Material provided:
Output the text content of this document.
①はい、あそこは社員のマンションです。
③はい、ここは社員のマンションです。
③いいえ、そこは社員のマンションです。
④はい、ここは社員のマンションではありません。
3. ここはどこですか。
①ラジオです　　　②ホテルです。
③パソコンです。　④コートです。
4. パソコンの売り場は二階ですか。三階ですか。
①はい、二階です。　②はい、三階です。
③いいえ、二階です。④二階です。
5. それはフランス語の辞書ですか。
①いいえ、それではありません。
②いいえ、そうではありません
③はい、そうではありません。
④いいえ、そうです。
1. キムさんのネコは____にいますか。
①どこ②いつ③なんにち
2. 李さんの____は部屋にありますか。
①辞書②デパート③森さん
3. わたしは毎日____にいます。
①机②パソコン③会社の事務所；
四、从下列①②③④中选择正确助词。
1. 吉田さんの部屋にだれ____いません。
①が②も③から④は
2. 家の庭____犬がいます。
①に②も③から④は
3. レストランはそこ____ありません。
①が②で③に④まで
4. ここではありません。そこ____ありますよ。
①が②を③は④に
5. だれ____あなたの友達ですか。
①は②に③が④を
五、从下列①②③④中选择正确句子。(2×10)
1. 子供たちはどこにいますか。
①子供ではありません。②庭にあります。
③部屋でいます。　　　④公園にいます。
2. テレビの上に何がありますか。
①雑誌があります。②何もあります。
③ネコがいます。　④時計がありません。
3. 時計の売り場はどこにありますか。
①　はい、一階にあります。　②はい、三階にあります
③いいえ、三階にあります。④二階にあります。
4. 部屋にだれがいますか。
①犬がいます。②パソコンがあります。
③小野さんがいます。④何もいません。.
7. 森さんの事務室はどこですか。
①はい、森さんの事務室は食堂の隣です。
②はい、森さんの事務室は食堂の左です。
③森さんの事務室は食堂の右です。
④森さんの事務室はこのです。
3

Exercise aim: Where a line above holds the string "③いいえ", show that line.

Correct result:
③いいえ、そこは社員のマンションです。
③いいえ、二階です。④二階です。
③いいえ、三階にあります。④二階にあります。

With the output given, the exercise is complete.